--- BEGIN DATA FOR THIS TASK ---
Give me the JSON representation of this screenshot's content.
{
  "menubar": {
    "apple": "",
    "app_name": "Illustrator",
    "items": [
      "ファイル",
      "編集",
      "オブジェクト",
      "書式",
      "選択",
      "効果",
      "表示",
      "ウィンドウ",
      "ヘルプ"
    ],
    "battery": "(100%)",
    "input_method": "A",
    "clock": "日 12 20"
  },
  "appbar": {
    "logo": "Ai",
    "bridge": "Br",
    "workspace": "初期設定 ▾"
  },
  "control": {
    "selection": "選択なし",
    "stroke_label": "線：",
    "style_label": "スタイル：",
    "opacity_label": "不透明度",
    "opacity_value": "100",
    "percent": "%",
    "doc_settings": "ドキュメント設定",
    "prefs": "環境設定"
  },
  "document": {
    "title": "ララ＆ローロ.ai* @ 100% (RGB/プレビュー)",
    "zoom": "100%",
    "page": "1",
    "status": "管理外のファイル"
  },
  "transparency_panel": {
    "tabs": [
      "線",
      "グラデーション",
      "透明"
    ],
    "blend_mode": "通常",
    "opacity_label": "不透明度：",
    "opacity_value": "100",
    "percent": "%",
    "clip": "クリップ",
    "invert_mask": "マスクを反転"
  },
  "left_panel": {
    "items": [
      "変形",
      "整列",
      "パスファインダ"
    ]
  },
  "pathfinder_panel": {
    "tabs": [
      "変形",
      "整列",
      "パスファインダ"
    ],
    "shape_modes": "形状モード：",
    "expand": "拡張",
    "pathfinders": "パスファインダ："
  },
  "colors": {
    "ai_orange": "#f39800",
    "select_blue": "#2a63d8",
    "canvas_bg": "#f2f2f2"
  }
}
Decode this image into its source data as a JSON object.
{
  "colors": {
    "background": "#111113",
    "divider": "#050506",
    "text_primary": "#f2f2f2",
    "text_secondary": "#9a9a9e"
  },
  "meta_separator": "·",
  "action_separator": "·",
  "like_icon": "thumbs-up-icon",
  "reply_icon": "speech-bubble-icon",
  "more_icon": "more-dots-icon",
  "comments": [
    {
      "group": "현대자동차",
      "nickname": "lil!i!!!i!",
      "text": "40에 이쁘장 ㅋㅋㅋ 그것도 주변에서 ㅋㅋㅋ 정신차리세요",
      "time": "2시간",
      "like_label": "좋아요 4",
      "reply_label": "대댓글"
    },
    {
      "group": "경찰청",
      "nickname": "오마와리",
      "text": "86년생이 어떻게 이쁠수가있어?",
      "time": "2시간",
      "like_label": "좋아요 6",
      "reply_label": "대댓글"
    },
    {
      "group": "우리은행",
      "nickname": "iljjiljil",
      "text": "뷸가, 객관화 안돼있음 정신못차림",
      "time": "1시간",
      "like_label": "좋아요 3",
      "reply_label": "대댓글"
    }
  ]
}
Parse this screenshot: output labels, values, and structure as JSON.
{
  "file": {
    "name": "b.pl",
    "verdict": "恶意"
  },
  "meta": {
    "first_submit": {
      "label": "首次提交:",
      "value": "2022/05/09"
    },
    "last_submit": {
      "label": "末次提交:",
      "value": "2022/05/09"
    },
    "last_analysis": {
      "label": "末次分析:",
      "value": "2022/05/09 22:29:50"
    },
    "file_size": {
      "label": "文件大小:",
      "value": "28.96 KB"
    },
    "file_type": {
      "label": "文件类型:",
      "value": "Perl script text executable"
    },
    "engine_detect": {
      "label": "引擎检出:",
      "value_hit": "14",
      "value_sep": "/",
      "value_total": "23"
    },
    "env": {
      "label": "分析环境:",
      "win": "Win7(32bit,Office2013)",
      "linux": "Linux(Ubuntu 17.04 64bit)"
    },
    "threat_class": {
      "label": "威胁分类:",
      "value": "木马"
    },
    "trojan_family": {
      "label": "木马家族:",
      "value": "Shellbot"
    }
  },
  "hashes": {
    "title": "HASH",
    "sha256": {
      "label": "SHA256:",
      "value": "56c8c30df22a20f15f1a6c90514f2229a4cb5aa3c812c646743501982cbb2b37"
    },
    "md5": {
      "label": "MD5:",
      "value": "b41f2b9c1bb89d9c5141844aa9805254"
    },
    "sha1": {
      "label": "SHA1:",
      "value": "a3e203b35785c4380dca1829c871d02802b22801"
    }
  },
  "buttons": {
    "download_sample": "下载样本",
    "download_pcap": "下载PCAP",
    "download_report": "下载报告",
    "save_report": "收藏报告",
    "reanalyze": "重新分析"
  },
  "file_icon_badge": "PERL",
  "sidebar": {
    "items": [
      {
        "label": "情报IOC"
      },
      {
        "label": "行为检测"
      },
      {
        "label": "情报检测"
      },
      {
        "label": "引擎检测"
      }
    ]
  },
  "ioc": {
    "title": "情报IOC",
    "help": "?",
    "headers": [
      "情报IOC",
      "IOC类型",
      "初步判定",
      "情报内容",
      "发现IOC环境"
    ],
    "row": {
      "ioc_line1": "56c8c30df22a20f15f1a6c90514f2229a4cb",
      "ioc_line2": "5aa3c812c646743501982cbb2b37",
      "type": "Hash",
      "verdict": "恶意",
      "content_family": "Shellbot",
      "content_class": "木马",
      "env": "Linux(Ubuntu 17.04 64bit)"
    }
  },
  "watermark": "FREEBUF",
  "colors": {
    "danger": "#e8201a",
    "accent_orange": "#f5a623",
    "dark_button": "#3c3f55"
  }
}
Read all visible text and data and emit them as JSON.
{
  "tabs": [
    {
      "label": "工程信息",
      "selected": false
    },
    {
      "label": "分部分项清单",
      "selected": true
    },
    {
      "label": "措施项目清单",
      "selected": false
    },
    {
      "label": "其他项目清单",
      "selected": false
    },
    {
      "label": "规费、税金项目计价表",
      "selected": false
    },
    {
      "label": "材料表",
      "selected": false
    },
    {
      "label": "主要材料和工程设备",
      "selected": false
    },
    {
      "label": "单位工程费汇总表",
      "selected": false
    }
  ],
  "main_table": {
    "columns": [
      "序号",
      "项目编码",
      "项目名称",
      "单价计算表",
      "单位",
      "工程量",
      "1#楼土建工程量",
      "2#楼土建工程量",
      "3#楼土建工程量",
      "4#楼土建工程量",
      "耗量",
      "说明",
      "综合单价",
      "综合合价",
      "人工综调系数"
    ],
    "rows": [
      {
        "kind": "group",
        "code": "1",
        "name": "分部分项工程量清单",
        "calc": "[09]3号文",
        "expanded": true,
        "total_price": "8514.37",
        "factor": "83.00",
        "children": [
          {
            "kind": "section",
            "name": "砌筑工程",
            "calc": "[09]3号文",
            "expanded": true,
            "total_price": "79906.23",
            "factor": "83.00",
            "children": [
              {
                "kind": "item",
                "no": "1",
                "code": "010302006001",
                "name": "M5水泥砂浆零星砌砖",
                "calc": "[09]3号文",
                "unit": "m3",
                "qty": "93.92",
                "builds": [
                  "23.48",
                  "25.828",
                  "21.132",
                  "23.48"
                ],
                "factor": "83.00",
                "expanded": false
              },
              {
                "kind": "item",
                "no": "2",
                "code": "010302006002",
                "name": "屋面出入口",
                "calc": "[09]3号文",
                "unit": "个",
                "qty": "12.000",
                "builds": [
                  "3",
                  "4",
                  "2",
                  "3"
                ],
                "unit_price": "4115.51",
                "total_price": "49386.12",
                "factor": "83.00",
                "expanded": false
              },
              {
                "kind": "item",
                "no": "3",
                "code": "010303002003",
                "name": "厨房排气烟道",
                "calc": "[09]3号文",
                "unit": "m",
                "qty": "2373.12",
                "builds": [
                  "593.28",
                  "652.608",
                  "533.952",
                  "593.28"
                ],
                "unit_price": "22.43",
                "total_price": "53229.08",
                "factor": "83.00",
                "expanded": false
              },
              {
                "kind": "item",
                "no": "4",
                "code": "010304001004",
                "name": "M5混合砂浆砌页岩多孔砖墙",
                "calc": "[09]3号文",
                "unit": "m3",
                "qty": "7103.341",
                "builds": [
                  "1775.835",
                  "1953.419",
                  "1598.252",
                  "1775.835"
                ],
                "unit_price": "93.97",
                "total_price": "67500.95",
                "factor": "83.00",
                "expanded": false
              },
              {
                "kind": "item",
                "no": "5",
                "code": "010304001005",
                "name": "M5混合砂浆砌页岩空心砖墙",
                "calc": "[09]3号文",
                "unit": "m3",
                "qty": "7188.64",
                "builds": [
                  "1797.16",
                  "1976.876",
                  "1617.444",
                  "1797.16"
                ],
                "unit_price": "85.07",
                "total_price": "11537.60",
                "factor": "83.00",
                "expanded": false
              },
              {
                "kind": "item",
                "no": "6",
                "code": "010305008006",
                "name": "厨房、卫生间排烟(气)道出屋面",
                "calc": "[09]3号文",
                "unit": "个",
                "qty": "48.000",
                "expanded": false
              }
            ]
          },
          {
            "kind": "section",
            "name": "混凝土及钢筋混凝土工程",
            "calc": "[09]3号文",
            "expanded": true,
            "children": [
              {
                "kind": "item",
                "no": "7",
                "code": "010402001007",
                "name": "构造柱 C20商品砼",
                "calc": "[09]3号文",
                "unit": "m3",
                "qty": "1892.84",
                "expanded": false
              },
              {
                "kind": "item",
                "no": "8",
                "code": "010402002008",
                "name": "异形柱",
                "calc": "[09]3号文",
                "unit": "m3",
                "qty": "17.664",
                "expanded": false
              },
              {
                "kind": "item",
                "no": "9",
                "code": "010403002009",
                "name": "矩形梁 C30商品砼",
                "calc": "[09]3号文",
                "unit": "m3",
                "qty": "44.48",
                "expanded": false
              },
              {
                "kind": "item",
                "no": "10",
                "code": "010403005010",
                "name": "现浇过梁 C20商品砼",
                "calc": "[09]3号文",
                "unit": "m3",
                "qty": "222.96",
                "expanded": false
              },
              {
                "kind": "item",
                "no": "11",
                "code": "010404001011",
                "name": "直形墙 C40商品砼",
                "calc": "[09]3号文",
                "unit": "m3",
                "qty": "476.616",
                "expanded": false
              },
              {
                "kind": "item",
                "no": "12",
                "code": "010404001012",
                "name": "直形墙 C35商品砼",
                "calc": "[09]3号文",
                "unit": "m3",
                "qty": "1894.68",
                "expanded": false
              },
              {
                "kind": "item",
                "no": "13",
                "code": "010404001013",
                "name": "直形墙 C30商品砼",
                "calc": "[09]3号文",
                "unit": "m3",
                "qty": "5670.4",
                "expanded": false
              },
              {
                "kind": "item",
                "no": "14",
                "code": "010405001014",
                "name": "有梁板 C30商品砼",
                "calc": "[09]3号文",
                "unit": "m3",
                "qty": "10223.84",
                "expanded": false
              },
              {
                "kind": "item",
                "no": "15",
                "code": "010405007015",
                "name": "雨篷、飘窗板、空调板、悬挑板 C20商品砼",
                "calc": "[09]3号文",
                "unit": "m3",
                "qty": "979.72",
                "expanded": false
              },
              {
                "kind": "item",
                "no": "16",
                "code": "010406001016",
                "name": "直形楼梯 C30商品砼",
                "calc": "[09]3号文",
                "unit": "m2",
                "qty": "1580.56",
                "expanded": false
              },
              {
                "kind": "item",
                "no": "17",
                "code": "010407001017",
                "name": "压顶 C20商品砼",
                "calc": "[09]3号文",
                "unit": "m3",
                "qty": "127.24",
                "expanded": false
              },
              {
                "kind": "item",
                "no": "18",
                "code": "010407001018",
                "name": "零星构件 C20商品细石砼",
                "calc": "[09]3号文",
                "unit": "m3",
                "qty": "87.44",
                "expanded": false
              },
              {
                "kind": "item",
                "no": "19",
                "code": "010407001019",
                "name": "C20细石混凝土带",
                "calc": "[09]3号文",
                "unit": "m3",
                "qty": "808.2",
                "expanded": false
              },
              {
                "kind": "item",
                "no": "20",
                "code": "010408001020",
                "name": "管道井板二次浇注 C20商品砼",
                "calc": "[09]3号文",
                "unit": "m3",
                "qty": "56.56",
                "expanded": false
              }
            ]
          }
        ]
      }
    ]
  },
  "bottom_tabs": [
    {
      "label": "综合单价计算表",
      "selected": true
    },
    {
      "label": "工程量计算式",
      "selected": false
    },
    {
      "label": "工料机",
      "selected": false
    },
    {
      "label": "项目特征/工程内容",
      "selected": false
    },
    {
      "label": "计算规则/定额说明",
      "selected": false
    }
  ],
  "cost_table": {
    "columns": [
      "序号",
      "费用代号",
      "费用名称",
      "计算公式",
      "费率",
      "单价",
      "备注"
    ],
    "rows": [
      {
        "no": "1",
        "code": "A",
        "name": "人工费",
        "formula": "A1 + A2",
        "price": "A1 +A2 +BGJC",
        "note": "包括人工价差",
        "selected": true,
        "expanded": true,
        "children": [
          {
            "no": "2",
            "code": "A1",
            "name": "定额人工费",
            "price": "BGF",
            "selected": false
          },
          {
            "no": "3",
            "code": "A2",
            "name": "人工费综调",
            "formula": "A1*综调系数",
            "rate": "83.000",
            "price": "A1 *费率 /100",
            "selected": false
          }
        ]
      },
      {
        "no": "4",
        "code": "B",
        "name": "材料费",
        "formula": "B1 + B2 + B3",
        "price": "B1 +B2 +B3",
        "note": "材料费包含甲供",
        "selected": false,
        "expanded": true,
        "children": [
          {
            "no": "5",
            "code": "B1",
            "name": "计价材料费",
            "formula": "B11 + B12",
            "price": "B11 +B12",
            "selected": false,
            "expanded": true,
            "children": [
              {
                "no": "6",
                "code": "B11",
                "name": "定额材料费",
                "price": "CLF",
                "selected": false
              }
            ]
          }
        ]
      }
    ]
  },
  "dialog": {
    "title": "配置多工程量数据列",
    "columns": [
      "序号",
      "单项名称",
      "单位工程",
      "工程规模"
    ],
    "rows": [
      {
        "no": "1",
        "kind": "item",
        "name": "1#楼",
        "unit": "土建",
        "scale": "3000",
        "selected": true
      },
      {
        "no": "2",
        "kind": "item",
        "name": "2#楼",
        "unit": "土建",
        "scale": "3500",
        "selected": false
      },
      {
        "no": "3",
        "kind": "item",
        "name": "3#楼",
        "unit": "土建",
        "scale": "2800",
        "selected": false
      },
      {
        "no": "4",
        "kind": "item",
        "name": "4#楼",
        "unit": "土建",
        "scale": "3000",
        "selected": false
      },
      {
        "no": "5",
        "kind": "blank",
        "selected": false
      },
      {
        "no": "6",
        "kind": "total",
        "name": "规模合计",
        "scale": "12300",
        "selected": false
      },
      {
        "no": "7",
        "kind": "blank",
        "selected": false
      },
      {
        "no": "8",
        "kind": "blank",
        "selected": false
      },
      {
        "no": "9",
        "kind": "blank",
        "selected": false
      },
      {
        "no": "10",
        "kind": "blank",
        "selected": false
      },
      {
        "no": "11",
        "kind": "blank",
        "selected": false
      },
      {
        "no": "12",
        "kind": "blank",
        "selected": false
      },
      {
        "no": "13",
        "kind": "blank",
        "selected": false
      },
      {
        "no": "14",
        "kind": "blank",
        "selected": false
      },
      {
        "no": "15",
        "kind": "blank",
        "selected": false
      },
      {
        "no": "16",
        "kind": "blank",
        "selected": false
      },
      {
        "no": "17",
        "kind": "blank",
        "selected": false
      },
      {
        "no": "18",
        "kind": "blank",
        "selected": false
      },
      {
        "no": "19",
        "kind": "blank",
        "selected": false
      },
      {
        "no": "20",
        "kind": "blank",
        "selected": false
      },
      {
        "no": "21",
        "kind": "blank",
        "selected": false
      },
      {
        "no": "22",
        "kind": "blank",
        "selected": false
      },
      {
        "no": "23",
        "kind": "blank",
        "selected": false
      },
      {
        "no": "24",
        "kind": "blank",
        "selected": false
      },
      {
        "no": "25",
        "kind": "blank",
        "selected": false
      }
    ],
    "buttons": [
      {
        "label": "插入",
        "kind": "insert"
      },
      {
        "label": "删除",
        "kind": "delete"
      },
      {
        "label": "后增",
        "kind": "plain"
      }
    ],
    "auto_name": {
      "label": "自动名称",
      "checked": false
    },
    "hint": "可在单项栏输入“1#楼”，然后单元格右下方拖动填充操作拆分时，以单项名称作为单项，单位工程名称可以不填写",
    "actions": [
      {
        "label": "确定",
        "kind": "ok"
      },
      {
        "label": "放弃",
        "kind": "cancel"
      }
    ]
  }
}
--- END DATA FOR THIS TASK ---
_YOUR GOAL_.
Extract every line containing the string "Ubuntu" from the data above.

_COMPLETE ANSWER_.
      "linux": "Linux(Ubuntu 17.04 64bit)"
      "env": "Linux(Ubuntu 17.04 64bit)"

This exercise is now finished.